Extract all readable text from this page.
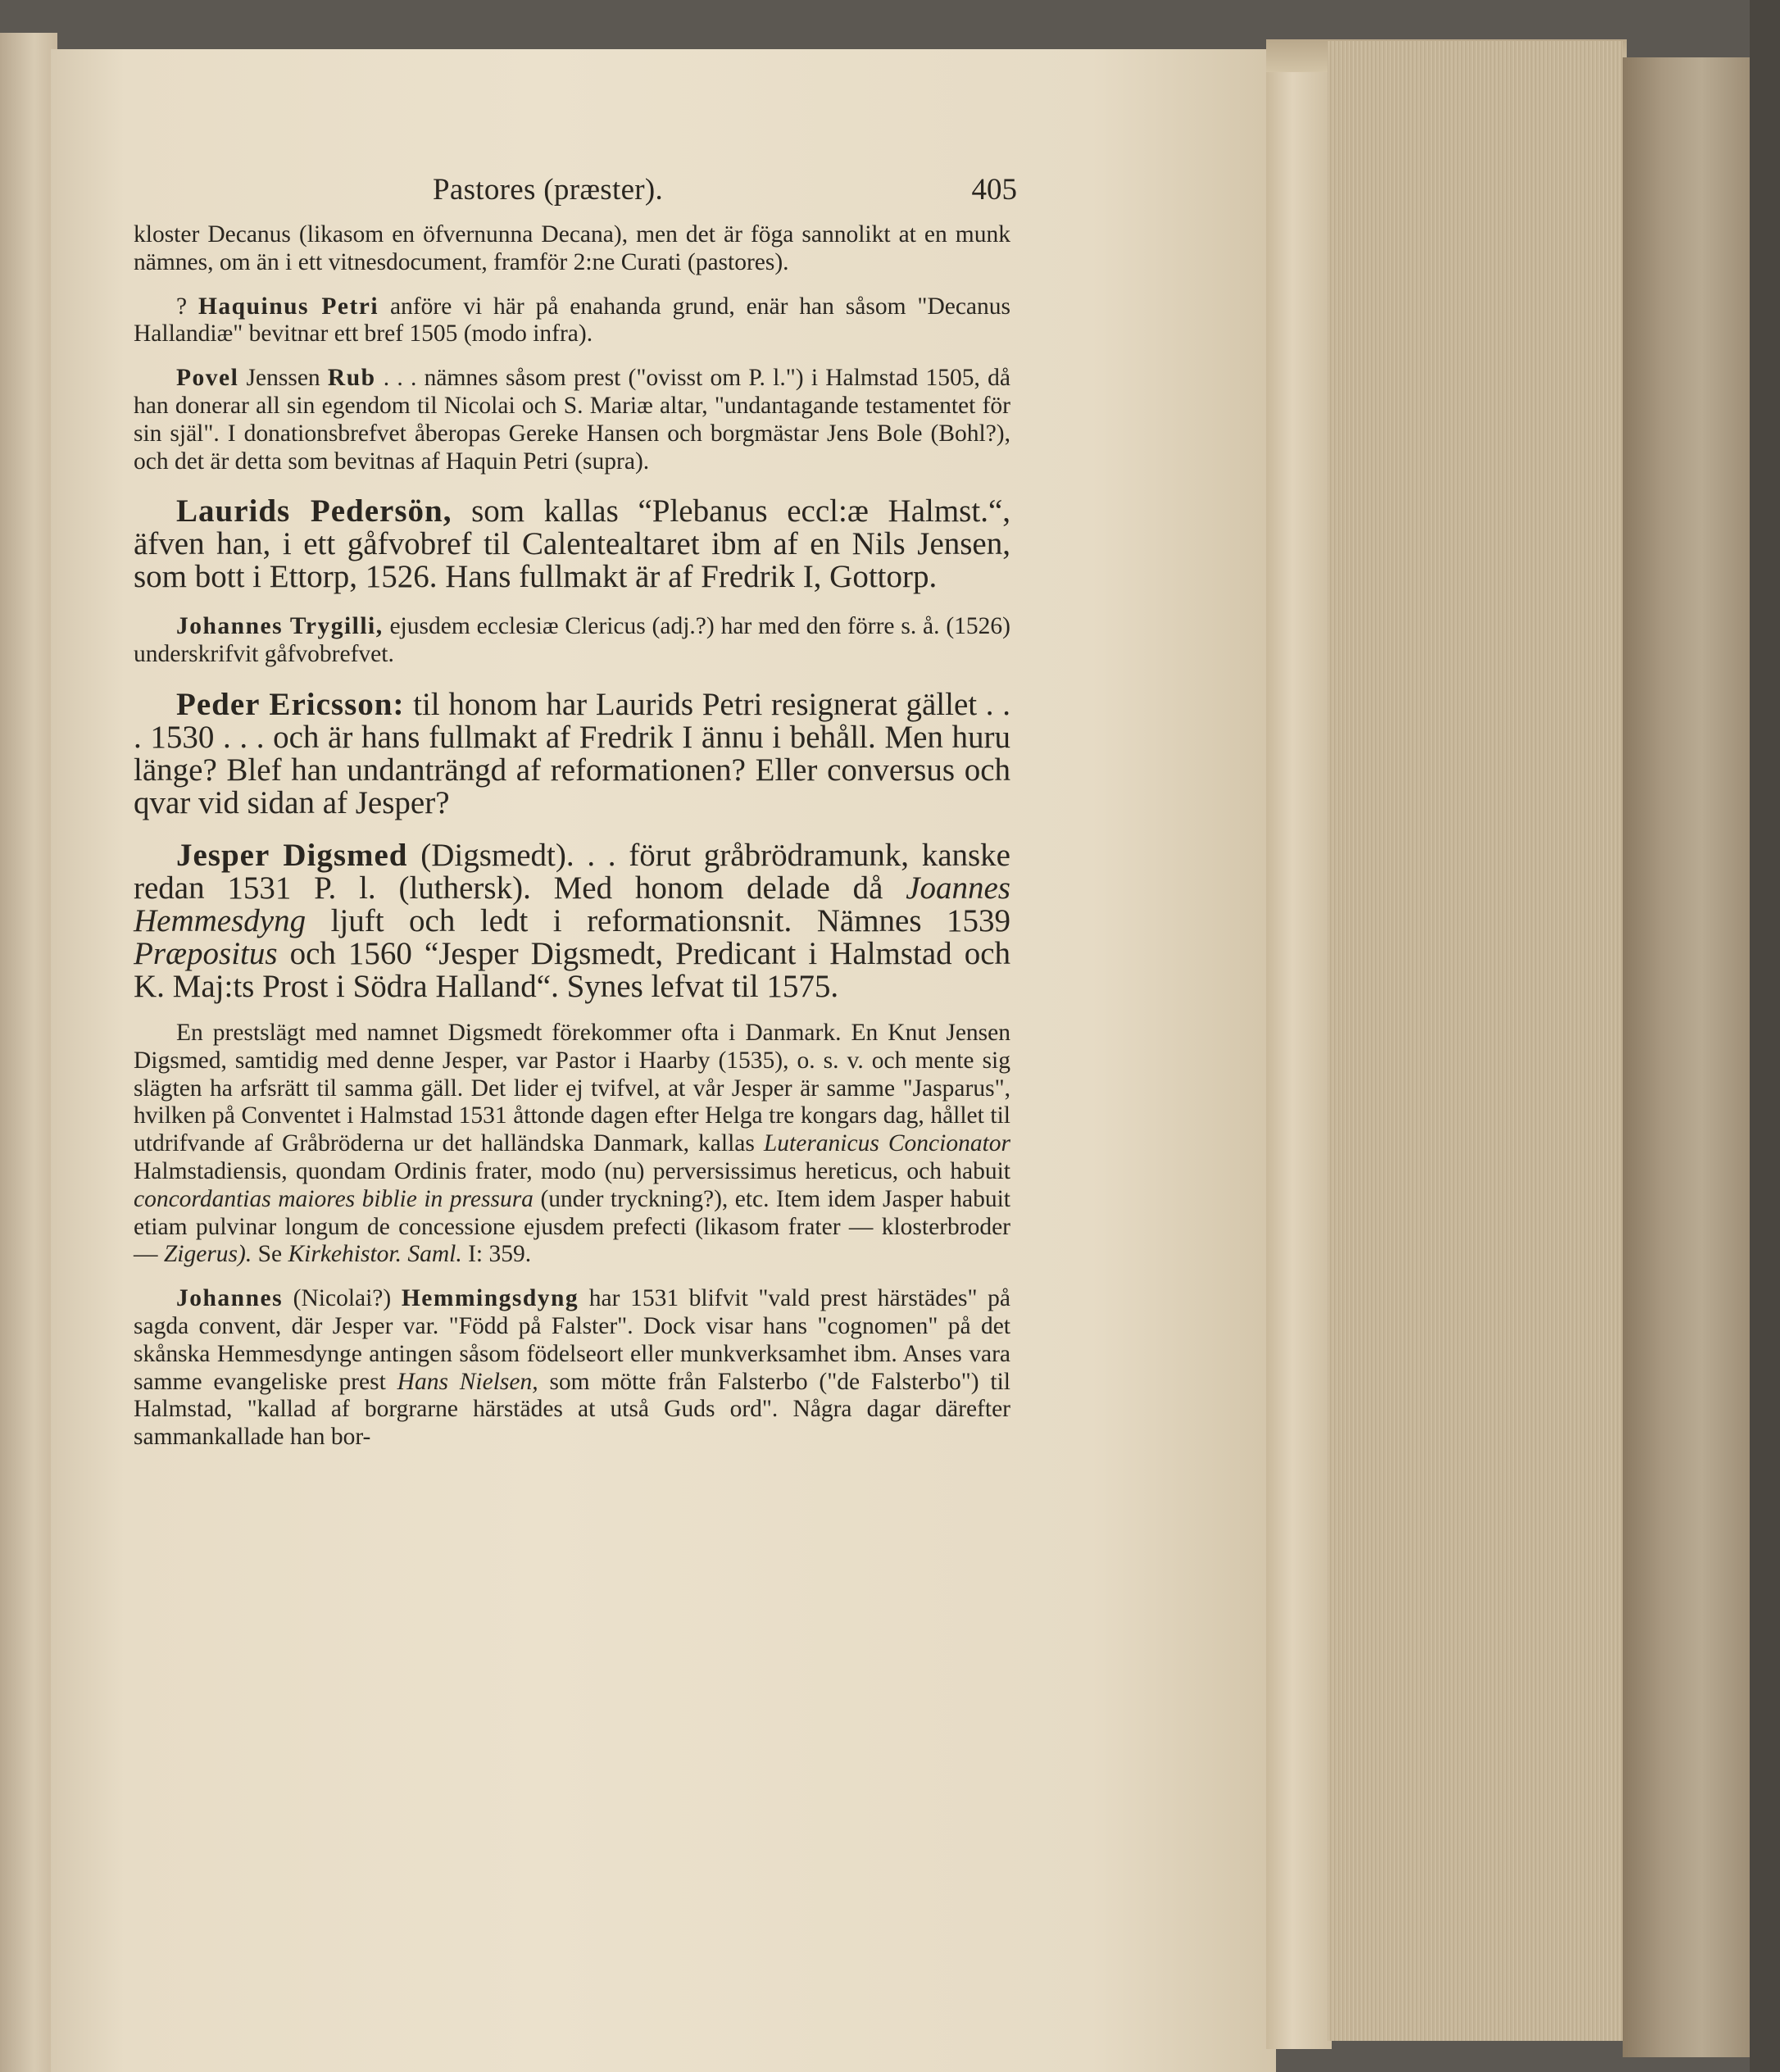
Pastores (præster).	405

kloster Decanus (likasom en öfvernunna Decana), men det är föga sannolikt at en munk nämnes, om än i ett vitnesdocument, framför 2:ne Curati (pastores).

? Haquinus Petri anföre vi här på enahanda grund, enär han såsom "Decanus Hallandiæ" bevitnar ett bref 1505 (modo infra).

Povel Jenssen Rub . . . nämnes såsom prest ("ovisst om P. l.") i Halmstad 1505, då han donerar all sin egendom til Nicolai och S. Mariæ altar, "undantagande testamentet för sin själ". I donationsbrefvet åberopas Gereke Hansen och borgmästar Jens Bole (Bohl?), och det är detta som bevitnas af Haquin Petri (supra).

Laurids Pedersön, som kallas “Plebanus eccl:æ Halmst.“, äfven han, i ett gåfvobref til Calentealtaret ibm af en Nils Jensen, som bott i Ettorp, 1526. Hans fullmakt är af Fredrik I, Gottorp.

Johannes Trygilli, ejusdem ecclesiæ Clericus (adj.?) har med den förre s. å. (1526) underskrifvit gåfvobrefvet.

Peder Ericsson: til honom har Laurids Petri resignerat gället . . . 1530 . . . och är hans fullmakt af Fredrik I ännu i behåll. Men huru länge? Blef han undanträngd af reformationen? Eller conversus och qvar vid sidan af Jesper?

Jesper Digsmed (Digsmedt). . . förut gråbrödramunk, kanske redan 1531 P. l. (luthersk). Med honom delade då Joannes Hemmesdyng ljuft och ledt i reformationsnit. Nämnes 1539 Præpositus och 1560 “Jesper Digsmedt, Predicant i Halmstad och K. Maj:ts Prost i Södra Halland“. Synes lefvat til 1575.

En prestslägt med namnet Digsmedt förekommer ofta i Danmark. En Knut Jensen Digsmed, samtidig med denne Jesper, var Pastor i Haarby (1535), o. s. v. och mente sig slägten ha arfsrätt til samma gäll. Det lider ej tvifvel, at vår Jesper är samme "Jasparus", hvilken på Conventet i Halmstad 1531 åttonde dagen efter Helga tre kongars dag, hållet til utdrifvande af Gråbröderna ur det halländska Danmark, kallas Luteranicus Concionator Halmstadiensis, quondam Ordinis frater, modo (nu) perversissimus hereticus, och habuit concordantias maiores biblie in pressura (under tryckning?), etc. Item idem Jasper habuit etiam pulvinar longum de concessione ejusdem prefecti (likasom frater — klosterbroder — Zigerus). Se Kirkehistor. Saml. I: 359.

Johannes (Nicolai?) Hemmingsdyng har 1531 blifvit "vald prest härstädes" på sagda convent, där Jesper var. "Född på Falster". Dock visar hans "cognomen" på det skånska Hemmesdynge antingen såsom födelseort eller munkverksamhet ibm. Anses vara samme evangeliske prest Hans Nielsen, som mötte från Falsterbo ("de Falsterbo") til Halmstad, "kallad af borgrarne härstädes at utså Guds ord". Några dagar därefter sammankallade han bor-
== == ==
→ Exercise
Print out the lines exactly, skipping any picture.

→ Full output
Extract all readable text from this page.
Pastores (præster).	405

kloster Decanus (likasom en öfvernunna Decana), men det är föga sannolikt at en munk nämnes, om än i ett vitnesdocument, framför 2:ne Curati (pastores).

? Haquinus Petri anföre vi här på enahanda grund, enär han såsom "Decanus Hallandiæ" bevitnar ett bref 1505 (modo infra).

Povel Jenssen Rub . . . nämnes såsom prest ("ovisst om P. l.") i Halmstad 1505, då han donerar all sin egendom til Nicolai och S. Mariæ altar, "undantagande testamentet för sin själ". I donationsbrefvet åberopas Gereke Hansen och borgmästar Jens Bole (Bohl?), och det är detta som bevitnas af Haquin Petri (supra).

Laurids Pedersön, som kallas “Plebanus eccl:æ Halmst.“, äfven han, i ett gåfvobref til Calentealtaret ibm af en Nils Jensen, som bott i Ettorp, 1526. Hans fullmakt är af Fredrik I, Gottorp.

Johannes Trygilli, ejusdem ecclesiæ Clericus (adj.?) har med den förre s. å. (1526) underskrifvit gåfvobrefvet.

Peder Ericsson: til honom har Laurids Petri resignerat gället . . . 1530 . . . och är hans fullmakt af Fredrik I ännu i behåll. Men huru länge? Blef han undanträngd af reformationen? Eller conversus och qvar vid sidan af Jesper?

Jesper Digsmed (Digsmedt). . . förut gråbrödramunk, kanske redan 1531 P. l. (luthersk). Med honom delade då Joannes Hemmesdyng ljuft och ledt i reformationsnit. Nämnes 1539 Præpositus och 1560 “Jesper Digsmedt, Predicant i Halmstad och K. Maj:ts Prost i Södra Halland“. Synes lefvat til 1575.

En prestslägt med namnet Digsmedt förekommer ofta i Danmark. En Knut Jensen Digsmed, samtidig med denne Jesper, var Pastor i Haarby (1535), o. s. v. och mente sig slägten ha arfsrätt til samma gäll. Det lider ej tvifvel, at vår Jesper är samme "Jasparus", hvilken på Conventet i Halmstad 1531 åttonde dagen efter Helga tre kongars dag, hållet til utdrifvande af Gråbröderna ur det halländska Danmark, kallas Luteranicus Concionator Halmstadiensis, quondam Ordinis frater, modo (nu) perversissimus hereticus, och habuit concordantias maiores biblie in pressura (under tryckning?), etc. Item idem Jasper habuit etiam pulvinar longum de concessione ejusdem prefecti (likasom frater — klosterbroder — Zigerus). Se Kirkehistor. Saml. I: 359.

Johannes (Nicolai?) Hemmingsdyng har 1531 blifvit "vald prest härstädes" på sagda convent, där Jesper var. "Född på Falster". Dock visar hans "cognomen" på det skånska Hemmesdynge antingen såsom födelseort eller munkverksamhet ibm. Anses vara samme evangeliske prest Hans Nielsen, som mötte från Falsterbo ("de Falsterbo") til Halmstad, "kallad af borgrarne härstädes at utså Guds ord". Några dagar därefter sammankallade han bor-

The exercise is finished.